[TASK DESCRIPTION] Your task is to extract every line from the material below exactly.

──────── INFORMATION GIVEN ────────

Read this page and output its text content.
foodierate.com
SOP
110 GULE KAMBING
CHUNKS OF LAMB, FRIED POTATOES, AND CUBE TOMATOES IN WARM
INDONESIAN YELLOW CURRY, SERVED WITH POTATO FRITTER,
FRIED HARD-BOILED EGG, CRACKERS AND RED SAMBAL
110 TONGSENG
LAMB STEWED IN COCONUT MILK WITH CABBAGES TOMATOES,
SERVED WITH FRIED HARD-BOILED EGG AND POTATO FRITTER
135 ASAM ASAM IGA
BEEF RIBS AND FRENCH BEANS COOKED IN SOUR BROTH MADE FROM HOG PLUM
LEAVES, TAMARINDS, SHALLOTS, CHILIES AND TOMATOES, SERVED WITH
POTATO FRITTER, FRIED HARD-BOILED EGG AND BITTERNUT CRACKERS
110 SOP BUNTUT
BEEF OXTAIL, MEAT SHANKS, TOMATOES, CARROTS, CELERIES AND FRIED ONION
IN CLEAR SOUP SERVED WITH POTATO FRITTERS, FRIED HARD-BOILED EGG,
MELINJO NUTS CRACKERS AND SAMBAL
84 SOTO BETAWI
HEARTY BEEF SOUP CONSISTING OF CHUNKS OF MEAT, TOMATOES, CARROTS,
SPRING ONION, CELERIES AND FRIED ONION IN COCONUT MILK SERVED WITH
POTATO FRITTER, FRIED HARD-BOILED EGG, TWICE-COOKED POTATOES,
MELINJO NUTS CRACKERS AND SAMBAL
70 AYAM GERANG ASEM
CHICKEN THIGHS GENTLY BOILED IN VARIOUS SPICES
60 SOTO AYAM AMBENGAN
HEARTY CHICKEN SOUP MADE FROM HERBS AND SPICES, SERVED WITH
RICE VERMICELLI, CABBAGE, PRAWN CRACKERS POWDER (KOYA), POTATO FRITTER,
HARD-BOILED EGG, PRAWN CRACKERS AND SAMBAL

────────

[TASK SOLUTION]
Read this page and output its text content.
foodierate.com
SOP
110 GULE KAMBING
CHUNKS OF LAMB, FRIED POTATOES, AND CUBE TOMATOES IN WARM
INDONESIAN YELLOW CURRY, SERVED WITH POTATO FRITTER,
FRIED HARD-BOILED EGG, CRACKERS AND RED SAMBAL
110 TONGSENG
LAMB STEWED IN COCONUT MILK WITH CABBAGES TOMATOES,
SERVED WITH FRIED HARD-BOILED EGG AND POTATO FRITTER
135 ASAM ASAM IGA
BEEF RIBS AND FRENCH BEANS COOKED IN SOUR BROTH MADE FROM HOG PLUM
LEAVES, TAMARINDS, SHALLOTS, CHILIES AND TOMATOES, SERVED WITH
POTATO FRITTER, FRIED HARD-BOILED EGG AND BITTERNUT CRACKERS
110 SOP BUNTUT
BEEF OXTAIL, MEAT SHANKS, TOMATOES, CARROTS, CELERIES AND FRIED ONION
IN CLEAR SOUP SERVED WITH POTATO FRITTERS, FRIED HARD-BOILED EGG,
MELINJO NUTS CRACKERS AND SAMBAL
84 SOTO BETAWI
HEARTY BEEF SOUP CONSISTING OF CHUNKS OF MEAT, TOMATOES, CARROTS,
SPRING ONION, CELERIES AND FRIED ONION IN COCONUT MILK SERVED WITH
POTATO FRITTER, FRIED HARD-BOILED EGG, TWICE-COOKED POTATOES,
MELINJO NUTS CRACKERS AND SAMBAL
70 AYAM GERANG ASEM
CHICKEN THIGHS GENTLY BOILED IN VARIOUS SPICES
60 SOTO AYAM AMBENGAN
HEARTY CHICKEN SOUP MADE FROM HERBS AND SPICES, SERVED WITH
RICE VERMICELLI, CABBAGE, PRAWN CRACKERS POWDER (KOYA), POTATO FRITTER,
HARD-BOILED EGG, PRAWN CRACKERS AND SAMBAL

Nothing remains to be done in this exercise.